» **GIVEN TASK**: Provide nothing beyond the count of lines that include the string "共能整理".

^^^^

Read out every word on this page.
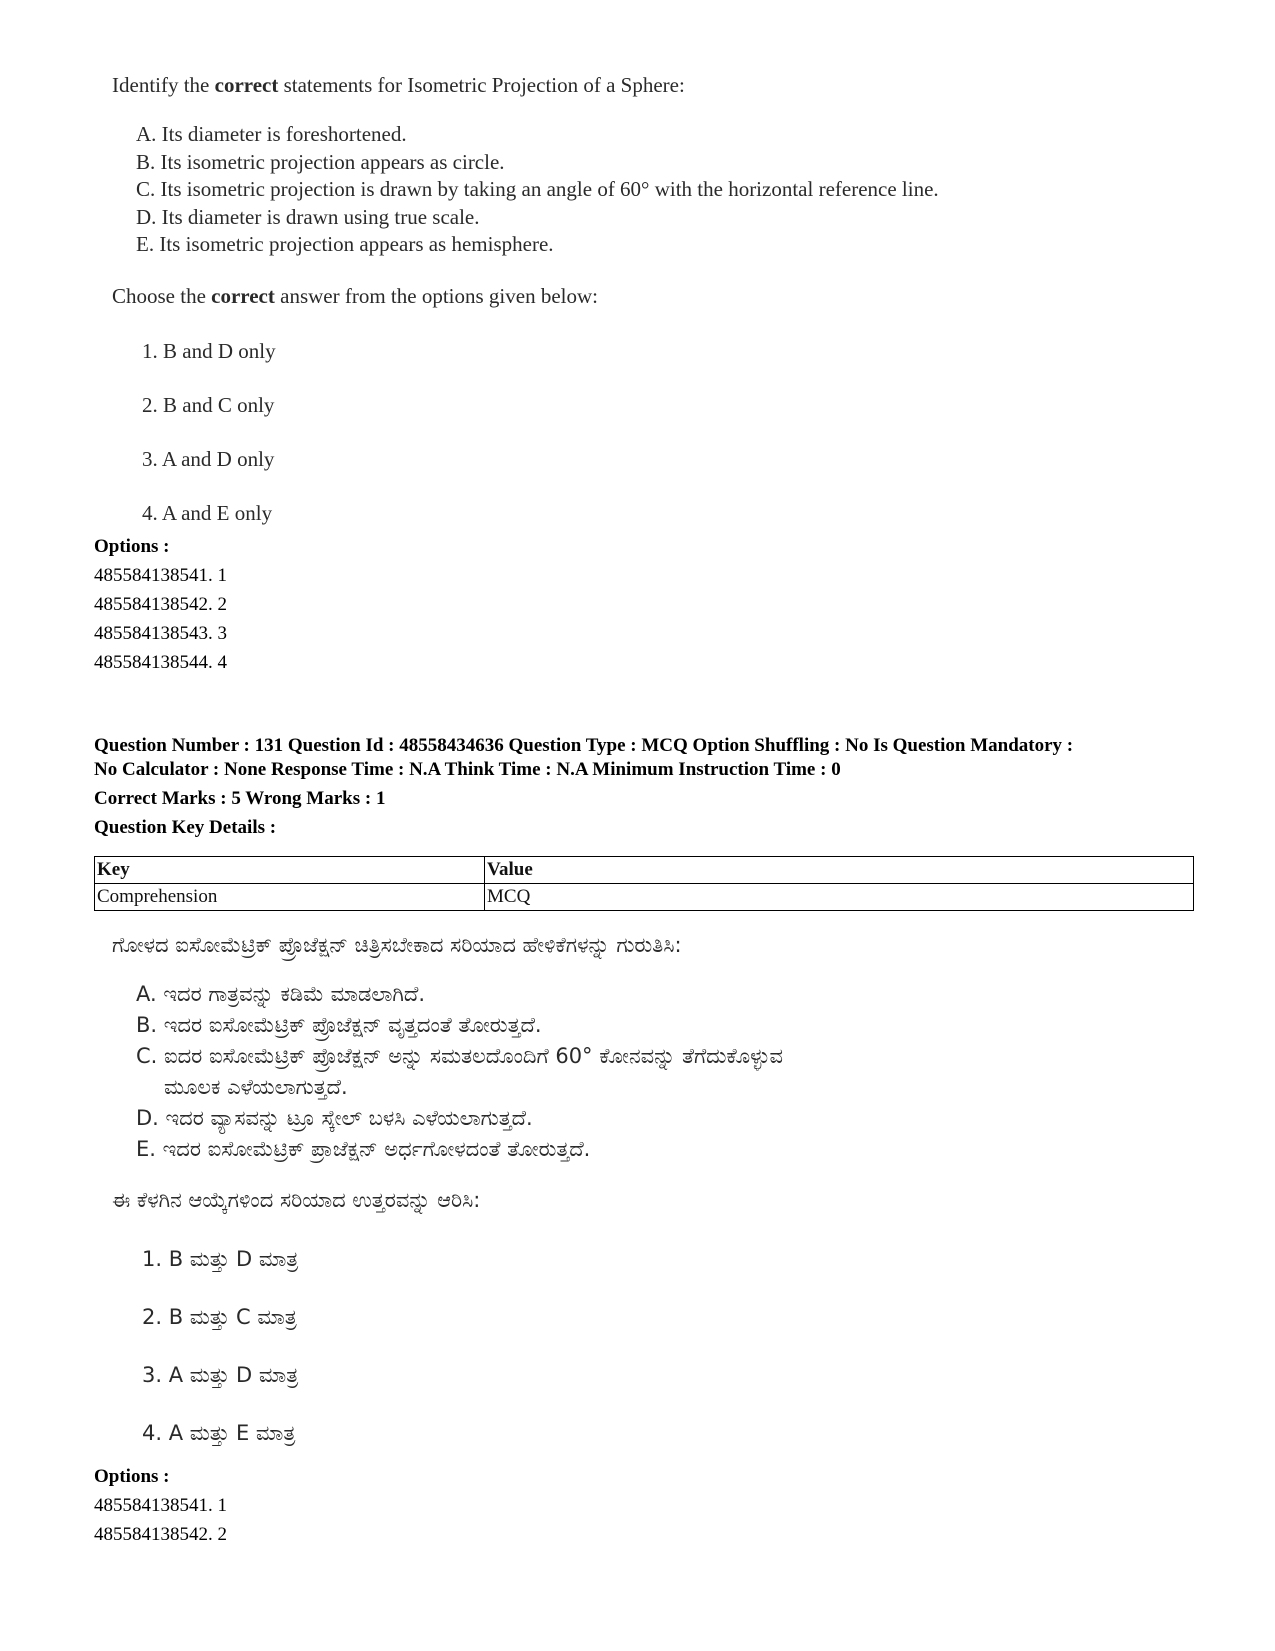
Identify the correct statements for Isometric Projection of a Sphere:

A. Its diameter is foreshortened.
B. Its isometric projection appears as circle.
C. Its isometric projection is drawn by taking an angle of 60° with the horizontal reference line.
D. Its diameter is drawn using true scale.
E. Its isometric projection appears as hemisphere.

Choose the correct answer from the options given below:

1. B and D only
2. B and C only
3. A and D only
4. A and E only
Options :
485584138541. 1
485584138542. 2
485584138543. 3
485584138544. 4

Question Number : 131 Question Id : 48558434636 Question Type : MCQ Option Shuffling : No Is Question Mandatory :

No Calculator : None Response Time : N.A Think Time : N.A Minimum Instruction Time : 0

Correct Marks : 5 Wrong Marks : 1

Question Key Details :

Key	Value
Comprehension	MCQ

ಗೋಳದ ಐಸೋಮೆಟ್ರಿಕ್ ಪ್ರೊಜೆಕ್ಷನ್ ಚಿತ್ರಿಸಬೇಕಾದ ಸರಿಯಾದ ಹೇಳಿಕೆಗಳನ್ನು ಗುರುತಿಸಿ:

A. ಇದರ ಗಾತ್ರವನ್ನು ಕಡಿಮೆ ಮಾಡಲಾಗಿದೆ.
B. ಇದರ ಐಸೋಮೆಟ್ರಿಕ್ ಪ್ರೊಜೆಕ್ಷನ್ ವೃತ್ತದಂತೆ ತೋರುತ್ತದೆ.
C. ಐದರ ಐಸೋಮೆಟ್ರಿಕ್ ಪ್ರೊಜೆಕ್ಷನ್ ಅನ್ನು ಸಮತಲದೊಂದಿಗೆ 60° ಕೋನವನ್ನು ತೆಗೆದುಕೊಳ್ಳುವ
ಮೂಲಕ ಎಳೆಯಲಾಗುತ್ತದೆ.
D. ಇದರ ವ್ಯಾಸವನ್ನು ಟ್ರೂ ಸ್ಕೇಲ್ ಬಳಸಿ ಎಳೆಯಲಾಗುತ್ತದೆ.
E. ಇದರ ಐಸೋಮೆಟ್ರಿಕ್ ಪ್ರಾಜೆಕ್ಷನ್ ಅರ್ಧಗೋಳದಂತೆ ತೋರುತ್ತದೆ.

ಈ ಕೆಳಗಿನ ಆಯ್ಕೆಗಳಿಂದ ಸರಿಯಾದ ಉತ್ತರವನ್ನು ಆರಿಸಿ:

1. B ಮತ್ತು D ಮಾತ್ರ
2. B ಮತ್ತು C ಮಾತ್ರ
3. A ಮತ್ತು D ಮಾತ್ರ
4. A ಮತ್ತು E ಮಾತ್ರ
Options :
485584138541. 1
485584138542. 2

^^^^

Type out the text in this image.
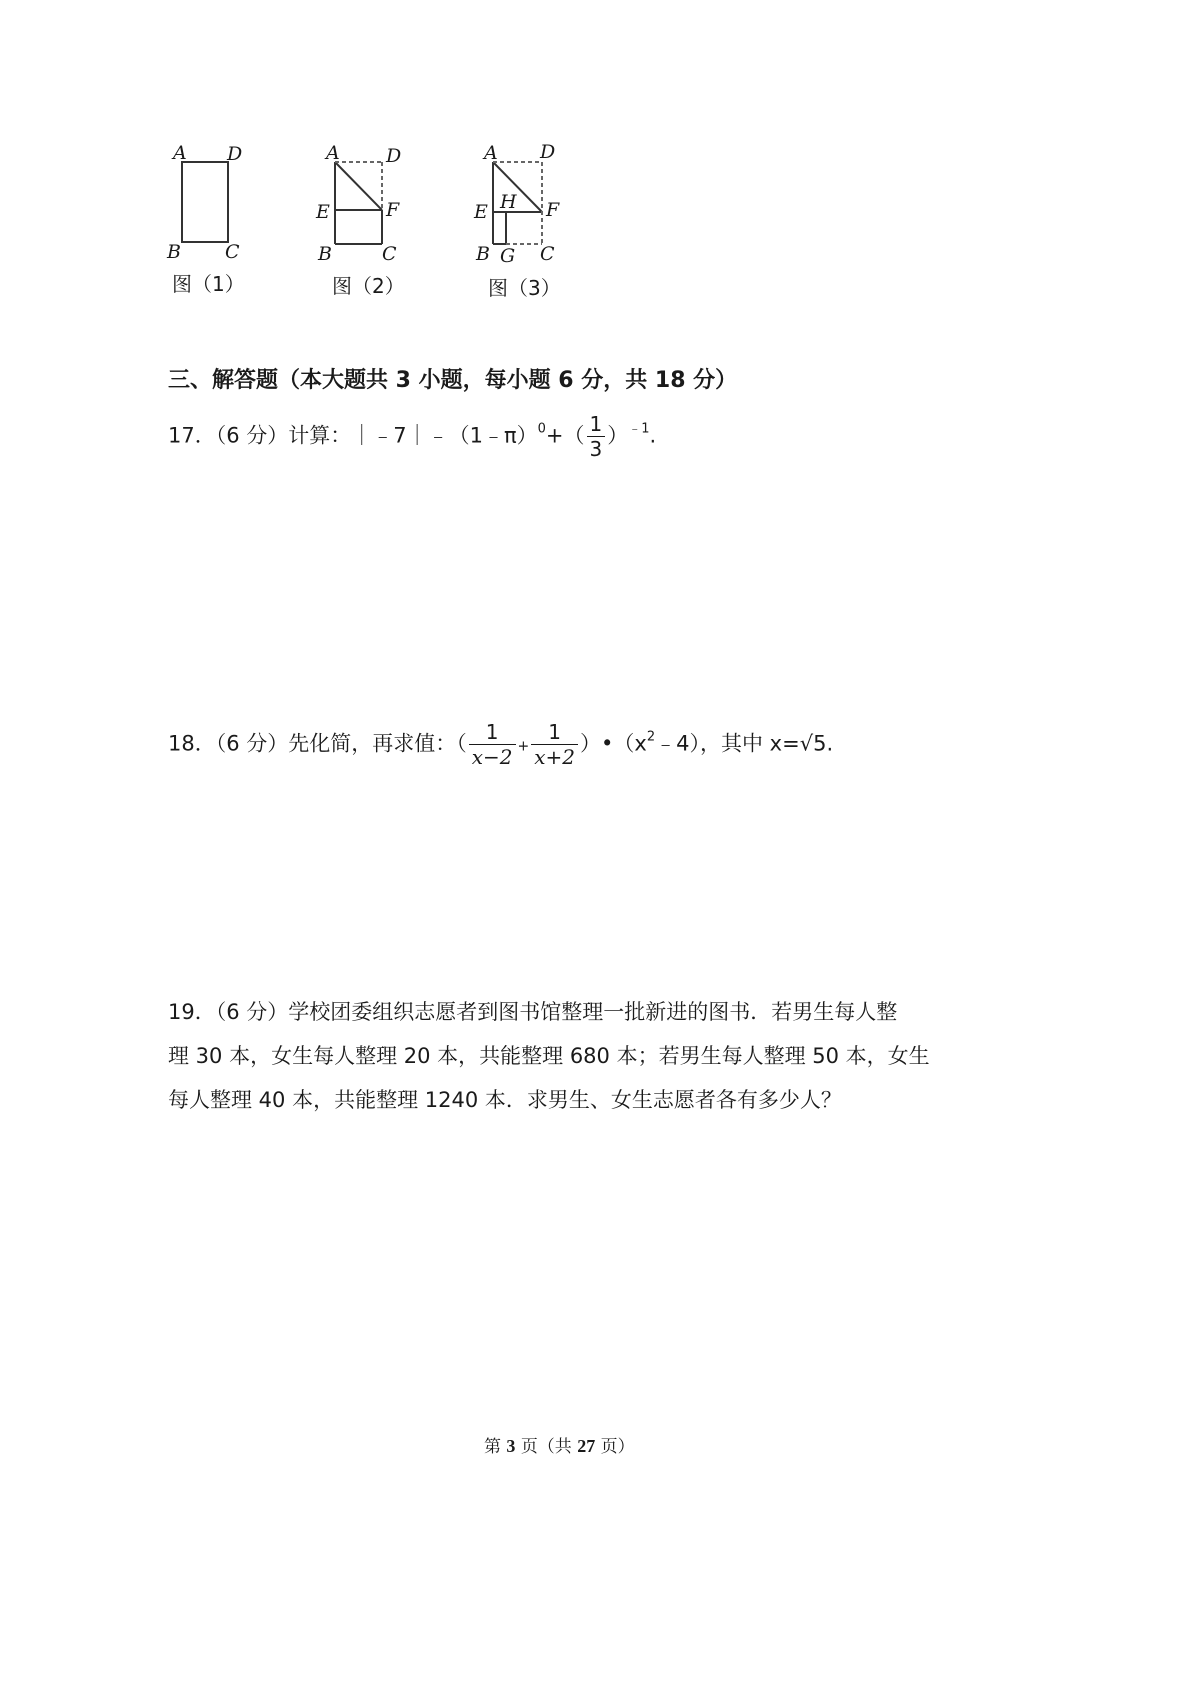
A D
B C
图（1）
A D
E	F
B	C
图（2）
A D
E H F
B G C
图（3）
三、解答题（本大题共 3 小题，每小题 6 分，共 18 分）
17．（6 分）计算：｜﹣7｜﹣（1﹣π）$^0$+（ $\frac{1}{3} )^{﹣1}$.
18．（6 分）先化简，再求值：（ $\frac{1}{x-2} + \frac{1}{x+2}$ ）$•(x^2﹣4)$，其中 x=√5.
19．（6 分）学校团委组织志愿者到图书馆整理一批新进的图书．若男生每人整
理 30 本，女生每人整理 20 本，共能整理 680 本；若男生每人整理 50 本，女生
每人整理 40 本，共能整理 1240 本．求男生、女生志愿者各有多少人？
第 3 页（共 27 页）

^^^^

» **FINAL ANSWER**: 2